#### YOUR GOAL:
Show all lines holding the string "this".

#### PROVIDED INFORMATION:
───

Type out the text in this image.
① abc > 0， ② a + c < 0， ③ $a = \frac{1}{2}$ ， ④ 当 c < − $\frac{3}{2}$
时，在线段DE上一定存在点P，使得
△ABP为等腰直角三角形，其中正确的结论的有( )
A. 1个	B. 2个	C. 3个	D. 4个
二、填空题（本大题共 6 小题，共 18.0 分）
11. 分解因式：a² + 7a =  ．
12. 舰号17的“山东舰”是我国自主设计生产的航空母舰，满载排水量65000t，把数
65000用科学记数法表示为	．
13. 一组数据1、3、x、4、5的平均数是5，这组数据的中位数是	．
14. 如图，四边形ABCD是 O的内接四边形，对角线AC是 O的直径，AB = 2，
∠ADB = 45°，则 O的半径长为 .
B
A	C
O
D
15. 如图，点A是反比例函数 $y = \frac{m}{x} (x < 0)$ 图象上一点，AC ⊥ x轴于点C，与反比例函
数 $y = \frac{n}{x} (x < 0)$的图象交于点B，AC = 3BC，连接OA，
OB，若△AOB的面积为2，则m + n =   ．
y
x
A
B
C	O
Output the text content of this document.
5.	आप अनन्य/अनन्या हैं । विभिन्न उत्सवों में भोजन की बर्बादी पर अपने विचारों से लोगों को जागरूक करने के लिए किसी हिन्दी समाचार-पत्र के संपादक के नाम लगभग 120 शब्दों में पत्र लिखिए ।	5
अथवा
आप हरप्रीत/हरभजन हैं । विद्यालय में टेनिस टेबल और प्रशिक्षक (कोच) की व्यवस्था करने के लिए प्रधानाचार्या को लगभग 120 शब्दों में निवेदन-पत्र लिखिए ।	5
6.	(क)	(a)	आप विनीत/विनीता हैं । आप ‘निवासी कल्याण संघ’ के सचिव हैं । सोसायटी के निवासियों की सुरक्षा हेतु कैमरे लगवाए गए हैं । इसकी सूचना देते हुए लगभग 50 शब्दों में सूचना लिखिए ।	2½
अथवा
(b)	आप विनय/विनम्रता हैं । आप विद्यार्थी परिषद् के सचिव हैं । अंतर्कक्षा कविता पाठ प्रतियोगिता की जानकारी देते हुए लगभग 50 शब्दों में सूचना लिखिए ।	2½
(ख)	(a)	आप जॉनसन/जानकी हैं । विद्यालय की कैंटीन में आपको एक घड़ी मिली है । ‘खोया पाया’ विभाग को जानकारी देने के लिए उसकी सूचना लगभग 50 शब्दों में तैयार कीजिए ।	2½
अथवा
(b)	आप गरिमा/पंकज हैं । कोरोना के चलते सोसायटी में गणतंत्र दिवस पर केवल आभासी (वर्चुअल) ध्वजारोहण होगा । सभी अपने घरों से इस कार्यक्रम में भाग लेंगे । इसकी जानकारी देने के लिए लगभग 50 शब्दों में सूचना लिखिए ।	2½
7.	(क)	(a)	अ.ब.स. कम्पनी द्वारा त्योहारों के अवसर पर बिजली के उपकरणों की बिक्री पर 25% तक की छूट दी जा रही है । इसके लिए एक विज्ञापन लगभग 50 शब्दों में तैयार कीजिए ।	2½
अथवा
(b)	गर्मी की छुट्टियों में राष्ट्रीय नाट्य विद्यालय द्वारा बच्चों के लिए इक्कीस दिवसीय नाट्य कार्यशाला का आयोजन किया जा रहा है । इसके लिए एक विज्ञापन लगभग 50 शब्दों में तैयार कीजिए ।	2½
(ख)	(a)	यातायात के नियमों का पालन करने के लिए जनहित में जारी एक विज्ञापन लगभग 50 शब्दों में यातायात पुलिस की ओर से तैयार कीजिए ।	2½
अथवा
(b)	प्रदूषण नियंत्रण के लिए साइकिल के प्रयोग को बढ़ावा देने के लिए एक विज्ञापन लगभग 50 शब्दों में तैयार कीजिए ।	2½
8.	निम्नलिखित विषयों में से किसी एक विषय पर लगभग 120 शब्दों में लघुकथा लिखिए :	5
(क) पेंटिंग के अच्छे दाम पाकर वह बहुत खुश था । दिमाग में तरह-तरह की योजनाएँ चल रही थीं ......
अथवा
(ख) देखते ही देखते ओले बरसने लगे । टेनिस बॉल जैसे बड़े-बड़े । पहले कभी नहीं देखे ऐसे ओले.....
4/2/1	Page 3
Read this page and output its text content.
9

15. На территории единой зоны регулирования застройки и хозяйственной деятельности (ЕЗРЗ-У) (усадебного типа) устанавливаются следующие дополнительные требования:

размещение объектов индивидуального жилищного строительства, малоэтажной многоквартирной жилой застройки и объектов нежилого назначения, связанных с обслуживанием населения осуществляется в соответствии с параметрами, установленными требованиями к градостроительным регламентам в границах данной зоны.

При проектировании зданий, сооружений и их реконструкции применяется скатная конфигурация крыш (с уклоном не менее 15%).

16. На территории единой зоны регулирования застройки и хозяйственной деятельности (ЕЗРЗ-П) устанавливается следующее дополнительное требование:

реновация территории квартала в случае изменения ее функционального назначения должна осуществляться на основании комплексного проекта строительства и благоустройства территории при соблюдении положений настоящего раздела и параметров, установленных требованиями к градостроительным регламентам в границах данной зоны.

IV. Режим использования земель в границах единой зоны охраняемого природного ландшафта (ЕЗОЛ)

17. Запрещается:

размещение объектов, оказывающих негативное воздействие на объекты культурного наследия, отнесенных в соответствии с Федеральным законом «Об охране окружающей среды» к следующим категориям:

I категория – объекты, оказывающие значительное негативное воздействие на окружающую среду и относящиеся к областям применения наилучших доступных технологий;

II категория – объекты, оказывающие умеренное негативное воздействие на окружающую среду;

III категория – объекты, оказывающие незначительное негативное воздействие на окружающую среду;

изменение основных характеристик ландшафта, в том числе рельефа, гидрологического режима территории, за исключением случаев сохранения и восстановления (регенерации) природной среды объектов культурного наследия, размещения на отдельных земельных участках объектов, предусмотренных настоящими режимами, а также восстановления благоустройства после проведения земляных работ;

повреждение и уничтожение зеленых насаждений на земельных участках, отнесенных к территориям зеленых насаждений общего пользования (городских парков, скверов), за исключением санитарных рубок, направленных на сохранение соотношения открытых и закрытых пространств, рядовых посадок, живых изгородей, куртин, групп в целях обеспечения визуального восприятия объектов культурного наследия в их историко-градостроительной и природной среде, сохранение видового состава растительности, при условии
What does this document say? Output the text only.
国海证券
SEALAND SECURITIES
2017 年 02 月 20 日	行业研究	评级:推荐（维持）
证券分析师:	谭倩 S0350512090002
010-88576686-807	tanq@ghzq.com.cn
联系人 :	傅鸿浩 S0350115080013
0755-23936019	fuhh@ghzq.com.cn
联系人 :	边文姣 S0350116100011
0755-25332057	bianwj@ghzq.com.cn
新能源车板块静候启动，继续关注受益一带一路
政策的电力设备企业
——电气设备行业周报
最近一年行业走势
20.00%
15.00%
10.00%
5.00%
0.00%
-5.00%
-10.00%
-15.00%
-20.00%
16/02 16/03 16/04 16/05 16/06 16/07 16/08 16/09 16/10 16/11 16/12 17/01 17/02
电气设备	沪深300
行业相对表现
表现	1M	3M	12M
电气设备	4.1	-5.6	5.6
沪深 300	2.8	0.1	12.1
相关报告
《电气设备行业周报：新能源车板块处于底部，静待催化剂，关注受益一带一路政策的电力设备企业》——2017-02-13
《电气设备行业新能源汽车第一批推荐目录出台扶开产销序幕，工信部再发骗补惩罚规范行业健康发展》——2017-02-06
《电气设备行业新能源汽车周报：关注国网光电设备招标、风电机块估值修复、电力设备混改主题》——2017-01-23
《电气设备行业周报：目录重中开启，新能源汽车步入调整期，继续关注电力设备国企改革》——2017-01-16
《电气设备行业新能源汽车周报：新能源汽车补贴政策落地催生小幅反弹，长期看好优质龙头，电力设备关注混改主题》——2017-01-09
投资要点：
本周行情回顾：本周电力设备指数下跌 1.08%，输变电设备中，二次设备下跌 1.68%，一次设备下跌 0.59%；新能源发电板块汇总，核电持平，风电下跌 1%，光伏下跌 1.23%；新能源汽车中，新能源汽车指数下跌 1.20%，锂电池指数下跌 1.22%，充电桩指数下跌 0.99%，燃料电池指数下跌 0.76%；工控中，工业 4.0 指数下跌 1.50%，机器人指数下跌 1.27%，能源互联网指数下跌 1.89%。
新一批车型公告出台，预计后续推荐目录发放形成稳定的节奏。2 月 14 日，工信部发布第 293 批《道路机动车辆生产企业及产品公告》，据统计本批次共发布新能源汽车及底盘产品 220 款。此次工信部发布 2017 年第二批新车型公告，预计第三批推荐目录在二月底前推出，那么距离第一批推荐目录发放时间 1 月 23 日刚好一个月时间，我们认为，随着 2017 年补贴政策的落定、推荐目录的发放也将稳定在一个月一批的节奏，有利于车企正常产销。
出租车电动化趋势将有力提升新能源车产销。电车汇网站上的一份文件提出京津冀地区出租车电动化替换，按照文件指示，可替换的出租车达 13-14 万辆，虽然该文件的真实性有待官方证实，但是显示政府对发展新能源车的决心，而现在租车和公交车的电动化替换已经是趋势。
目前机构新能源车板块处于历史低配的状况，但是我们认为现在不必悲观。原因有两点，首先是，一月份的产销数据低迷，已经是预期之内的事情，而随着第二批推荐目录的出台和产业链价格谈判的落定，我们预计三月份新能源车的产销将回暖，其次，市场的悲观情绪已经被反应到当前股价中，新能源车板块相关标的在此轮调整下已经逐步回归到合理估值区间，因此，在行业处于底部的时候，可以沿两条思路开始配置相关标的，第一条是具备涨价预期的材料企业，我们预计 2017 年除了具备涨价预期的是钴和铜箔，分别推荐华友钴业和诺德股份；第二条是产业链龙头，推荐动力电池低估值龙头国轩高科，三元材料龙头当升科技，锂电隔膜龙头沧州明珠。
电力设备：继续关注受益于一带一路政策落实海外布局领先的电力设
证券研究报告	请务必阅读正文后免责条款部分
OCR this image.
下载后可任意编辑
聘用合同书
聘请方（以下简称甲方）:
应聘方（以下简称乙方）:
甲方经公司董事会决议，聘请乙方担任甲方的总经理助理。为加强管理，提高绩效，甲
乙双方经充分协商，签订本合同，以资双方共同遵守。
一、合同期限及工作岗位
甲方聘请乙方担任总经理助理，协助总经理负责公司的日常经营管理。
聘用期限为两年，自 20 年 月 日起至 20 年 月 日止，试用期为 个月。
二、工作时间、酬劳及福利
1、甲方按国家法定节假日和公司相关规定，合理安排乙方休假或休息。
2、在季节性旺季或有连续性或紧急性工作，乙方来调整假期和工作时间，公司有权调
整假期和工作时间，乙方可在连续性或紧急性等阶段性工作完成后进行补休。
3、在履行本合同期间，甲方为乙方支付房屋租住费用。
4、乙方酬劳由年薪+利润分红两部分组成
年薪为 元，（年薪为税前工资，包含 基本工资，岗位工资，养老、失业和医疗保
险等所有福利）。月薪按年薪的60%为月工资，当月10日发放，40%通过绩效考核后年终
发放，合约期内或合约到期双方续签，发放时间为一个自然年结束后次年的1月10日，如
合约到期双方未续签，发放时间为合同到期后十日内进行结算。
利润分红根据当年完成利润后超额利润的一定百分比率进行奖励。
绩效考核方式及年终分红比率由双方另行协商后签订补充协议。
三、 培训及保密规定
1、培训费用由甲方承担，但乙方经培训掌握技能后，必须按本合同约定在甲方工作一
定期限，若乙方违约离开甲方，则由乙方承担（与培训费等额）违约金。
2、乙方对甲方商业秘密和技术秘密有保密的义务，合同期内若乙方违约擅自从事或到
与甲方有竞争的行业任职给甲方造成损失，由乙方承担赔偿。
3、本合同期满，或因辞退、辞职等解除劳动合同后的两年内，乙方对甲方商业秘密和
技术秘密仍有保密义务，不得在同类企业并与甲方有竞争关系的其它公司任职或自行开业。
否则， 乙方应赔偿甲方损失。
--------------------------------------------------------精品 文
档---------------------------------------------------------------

───

#### SOLVED EXERCISE:
Type out the text in this image.
Output the text content of this document.
Read this page and output its text content.
What does this document say? Output the text only.
OCR this image.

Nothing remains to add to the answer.